◆ YOUR TASK
Return all lines in the material below that contain "Microsoft".

Dataset items:
* * * * * * * * *

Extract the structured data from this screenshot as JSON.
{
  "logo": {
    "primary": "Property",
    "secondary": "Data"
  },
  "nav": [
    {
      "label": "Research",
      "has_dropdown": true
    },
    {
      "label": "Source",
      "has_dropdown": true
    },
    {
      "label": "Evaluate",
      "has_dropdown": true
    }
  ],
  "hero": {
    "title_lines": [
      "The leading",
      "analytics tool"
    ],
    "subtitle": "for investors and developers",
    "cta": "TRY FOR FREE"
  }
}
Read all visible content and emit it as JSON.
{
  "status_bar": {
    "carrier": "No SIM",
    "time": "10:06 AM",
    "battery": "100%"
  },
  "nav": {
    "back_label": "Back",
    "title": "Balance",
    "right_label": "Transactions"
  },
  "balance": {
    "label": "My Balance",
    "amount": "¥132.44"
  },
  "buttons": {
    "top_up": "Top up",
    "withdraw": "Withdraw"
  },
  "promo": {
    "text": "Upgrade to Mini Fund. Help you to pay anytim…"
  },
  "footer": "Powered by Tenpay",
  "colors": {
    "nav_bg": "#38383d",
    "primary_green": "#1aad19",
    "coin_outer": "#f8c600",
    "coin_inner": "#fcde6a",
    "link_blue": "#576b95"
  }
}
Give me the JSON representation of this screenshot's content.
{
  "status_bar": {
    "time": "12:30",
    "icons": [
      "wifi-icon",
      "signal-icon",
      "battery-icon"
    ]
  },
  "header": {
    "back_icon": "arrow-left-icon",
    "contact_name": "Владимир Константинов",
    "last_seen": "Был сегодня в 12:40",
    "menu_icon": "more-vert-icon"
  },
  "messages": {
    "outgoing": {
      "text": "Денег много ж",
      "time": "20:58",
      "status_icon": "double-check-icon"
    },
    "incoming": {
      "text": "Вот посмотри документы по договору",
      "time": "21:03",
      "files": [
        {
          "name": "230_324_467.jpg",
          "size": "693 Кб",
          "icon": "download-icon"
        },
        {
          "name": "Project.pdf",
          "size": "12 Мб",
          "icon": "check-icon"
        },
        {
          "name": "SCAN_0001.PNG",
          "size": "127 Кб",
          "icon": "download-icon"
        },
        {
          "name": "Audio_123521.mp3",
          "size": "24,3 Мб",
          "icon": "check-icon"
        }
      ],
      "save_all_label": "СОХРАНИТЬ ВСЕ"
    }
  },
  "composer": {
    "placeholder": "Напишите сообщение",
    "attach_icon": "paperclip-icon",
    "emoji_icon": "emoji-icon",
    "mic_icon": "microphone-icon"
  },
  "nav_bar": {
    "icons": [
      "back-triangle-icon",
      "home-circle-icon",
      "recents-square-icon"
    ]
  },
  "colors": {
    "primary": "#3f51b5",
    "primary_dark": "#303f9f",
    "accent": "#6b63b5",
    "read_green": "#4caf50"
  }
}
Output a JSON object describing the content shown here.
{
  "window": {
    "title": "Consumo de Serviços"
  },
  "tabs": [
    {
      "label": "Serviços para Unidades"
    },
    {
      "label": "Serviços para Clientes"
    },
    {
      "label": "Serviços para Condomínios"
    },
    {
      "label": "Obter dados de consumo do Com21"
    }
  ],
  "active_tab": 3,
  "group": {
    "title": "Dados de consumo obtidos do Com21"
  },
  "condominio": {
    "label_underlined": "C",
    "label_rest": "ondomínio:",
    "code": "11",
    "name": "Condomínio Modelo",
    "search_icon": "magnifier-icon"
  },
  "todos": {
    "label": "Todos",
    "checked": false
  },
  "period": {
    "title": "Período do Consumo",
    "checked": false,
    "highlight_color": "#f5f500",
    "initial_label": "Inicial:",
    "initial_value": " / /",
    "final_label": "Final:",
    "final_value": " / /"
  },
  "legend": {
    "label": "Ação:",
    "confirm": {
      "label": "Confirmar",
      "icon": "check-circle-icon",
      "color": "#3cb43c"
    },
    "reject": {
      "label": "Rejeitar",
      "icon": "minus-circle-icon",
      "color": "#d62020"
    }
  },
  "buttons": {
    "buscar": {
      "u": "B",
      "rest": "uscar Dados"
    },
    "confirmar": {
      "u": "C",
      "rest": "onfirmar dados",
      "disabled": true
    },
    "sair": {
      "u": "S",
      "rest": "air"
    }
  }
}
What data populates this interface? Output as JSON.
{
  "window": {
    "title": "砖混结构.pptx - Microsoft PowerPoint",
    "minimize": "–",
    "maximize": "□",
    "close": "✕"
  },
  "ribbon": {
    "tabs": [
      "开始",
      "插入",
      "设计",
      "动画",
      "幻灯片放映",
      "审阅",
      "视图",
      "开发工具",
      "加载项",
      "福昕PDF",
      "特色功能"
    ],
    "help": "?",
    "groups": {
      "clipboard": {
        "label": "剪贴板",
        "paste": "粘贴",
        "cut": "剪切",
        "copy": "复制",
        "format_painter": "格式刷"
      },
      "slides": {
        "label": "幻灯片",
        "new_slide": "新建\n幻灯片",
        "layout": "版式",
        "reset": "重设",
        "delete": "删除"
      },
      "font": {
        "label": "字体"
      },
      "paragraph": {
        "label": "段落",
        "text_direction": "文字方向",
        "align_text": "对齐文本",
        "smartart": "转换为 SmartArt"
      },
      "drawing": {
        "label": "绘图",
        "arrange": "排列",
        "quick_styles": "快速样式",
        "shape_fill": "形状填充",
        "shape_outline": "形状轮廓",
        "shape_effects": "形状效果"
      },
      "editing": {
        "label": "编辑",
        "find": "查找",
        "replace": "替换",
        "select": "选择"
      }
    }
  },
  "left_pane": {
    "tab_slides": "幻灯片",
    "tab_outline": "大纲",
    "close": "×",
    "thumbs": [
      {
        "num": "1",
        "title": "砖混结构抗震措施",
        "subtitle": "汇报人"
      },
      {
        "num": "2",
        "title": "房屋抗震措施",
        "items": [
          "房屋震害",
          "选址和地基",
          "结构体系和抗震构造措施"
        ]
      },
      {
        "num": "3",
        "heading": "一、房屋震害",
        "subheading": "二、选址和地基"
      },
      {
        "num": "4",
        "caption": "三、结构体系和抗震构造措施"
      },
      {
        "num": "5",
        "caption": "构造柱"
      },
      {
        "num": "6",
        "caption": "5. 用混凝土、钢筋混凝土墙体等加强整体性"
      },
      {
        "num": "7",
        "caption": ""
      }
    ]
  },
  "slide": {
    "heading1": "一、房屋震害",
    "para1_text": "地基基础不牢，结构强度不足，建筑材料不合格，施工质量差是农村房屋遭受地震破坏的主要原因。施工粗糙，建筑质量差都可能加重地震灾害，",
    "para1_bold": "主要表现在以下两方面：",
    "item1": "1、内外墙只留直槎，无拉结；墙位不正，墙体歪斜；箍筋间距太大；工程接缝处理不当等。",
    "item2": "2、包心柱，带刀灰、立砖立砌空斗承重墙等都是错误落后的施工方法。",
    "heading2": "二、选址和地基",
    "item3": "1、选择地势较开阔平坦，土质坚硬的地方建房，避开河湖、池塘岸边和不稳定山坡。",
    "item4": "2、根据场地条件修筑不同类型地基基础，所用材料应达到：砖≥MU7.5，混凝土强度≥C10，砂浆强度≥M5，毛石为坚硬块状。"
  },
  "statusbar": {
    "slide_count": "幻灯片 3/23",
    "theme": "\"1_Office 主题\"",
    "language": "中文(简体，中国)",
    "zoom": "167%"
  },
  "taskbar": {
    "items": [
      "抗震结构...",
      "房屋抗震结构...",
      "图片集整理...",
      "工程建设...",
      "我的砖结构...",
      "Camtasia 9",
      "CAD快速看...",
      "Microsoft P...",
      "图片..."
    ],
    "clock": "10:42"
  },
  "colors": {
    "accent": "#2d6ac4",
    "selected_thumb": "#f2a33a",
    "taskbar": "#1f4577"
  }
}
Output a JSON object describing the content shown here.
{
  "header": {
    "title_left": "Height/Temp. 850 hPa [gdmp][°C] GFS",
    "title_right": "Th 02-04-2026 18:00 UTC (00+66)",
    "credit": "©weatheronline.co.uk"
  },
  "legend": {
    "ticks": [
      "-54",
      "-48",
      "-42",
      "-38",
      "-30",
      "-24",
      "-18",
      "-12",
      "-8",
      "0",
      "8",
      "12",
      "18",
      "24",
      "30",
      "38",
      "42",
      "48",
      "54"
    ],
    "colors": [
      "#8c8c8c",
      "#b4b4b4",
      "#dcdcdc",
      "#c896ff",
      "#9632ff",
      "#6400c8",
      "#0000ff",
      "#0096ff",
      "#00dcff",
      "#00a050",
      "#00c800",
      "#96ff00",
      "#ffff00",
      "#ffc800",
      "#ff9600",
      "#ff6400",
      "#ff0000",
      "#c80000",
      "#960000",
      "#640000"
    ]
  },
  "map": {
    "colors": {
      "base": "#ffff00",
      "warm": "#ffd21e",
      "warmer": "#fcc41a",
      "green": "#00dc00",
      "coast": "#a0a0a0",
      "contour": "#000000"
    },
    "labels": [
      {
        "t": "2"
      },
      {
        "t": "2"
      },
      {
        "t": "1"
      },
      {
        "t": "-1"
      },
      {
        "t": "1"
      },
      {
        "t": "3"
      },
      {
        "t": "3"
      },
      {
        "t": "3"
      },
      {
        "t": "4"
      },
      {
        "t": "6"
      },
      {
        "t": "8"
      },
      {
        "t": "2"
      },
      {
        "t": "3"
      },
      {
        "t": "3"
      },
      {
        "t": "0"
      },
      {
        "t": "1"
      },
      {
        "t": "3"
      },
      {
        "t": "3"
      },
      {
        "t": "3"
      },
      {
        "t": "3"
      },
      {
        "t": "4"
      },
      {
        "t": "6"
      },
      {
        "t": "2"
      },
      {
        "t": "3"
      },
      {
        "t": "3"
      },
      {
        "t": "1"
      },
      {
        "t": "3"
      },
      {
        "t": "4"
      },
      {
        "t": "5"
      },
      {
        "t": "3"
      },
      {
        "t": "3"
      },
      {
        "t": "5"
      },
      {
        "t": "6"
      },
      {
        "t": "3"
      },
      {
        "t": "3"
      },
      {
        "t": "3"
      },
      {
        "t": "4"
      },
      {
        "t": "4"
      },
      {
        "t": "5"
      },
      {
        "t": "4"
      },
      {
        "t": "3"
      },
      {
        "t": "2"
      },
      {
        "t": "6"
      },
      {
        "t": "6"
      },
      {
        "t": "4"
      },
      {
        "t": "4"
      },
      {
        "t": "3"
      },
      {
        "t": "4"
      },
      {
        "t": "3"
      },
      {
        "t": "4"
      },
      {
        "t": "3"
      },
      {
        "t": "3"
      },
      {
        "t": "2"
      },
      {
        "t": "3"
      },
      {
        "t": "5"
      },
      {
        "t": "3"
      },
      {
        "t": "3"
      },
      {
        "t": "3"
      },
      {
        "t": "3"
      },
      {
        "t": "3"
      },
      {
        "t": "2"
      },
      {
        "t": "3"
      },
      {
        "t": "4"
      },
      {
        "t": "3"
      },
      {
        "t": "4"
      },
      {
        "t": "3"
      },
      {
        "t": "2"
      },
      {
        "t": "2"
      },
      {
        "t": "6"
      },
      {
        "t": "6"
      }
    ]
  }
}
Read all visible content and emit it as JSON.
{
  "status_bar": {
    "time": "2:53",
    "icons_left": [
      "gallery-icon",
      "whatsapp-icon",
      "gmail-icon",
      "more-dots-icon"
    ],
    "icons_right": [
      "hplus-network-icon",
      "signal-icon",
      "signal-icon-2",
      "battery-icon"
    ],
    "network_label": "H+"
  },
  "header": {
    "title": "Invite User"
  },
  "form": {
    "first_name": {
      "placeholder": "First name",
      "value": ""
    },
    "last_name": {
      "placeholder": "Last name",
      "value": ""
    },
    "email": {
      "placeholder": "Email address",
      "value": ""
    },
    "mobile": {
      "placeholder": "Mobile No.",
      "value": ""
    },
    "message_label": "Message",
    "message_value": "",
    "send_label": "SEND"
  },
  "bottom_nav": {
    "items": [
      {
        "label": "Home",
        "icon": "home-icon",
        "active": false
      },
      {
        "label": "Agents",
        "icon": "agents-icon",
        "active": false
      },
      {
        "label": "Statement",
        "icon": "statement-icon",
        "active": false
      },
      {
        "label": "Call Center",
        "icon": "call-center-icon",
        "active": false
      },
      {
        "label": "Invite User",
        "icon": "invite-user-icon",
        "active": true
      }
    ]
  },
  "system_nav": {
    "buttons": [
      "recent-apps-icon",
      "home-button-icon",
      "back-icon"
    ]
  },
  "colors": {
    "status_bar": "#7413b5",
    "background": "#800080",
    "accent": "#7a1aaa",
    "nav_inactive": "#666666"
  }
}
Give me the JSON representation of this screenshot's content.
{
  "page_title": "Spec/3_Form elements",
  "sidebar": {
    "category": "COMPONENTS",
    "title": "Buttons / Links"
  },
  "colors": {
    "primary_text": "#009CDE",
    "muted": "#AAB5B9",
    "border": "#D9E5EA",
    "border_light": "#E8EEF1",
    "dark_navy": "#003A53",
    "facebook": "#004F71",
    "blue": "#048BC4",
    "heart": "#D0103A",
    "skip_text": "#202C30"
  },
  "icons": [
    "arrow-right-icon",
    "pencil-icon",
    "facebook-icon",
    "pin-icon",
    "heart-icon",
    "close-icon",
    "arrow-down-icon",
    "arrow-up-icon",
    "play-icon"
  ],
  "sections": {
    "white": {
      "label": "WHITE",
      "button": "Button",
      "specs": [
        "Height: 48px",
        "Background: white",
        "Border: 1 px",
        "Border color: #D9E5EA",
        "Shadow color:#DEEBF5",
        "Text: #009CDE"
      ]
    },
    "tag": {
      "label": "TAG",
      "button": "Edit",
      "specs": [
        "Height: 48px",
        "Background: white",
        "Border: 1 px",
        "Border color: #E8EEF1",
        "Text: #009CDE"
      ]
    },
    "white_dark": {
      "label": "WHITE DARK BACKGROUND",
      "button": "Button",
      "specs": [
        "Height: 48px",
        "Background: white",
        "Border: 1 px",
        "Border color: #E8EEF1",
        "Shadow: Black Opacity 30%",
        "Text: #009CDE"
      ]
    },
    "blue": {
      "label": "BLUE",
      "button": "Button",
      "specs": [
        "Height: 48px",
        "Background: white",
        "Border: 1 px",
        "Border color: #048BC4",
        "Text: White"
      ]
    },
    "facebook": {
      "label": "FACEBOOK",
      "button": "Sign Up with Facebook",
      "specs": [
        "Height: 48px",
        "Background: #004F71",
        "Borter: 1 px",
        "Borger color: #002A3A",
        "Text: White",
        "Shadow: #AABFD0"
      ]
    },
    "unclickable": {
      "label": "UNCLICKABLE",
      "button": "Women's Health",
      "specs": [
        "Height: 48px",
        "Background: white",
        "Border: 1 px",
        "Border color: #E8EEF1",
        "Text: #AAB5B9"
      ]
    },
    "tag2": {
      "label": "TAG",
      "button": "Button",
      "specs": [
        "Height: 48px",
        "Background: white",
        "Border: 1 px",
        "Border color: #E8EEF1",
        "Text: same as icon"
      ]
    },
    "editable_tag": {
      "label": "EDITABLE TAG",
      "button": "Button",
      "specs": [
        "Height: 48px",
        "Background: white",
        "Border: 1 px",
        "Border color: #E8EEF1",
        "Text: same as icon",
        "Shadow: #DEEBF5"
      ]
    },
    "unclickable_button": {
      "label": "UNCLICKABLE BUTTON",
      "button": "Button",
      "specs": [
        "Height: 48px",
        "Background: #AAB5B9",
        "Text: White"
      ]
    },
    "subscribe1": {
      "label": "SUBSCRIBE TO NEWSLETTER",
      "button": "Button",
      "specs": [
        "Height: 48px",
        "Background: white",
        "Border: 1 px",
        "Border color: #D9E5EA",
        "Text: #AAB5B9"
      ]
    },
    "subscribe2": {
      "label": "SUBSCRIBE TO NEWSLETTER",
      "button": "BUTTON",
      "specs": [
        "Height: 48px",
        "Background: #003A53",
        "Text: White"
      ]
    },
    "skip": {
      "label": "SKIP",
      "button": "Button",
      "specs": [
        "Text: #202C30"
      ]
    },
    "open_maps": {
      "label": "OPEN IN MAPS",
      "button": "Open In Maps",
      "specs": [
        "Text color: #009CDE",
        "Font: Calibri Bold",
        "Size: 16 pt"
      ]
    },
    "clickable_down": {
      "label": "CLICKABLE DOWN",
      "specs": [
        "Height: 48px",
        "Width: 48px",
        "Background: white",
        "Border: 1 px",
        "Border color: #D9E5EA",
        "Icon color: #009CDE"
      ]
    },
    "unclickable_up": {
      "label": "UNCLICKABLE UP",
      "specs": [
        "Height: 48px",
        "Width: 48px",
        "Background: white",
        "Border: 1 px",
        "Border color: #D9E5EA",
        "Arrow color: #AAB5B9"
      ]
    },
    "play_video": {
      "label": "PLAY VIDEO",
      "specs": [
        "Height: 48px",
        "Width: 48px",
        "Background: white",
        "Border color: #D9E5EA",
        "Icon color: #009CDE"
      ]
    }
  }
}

* * * * * * * * *

◆ RESULT BELOW
    "title": "砖混结构.pptx - Microsoft PowerPoint",
      "Microsoft P...",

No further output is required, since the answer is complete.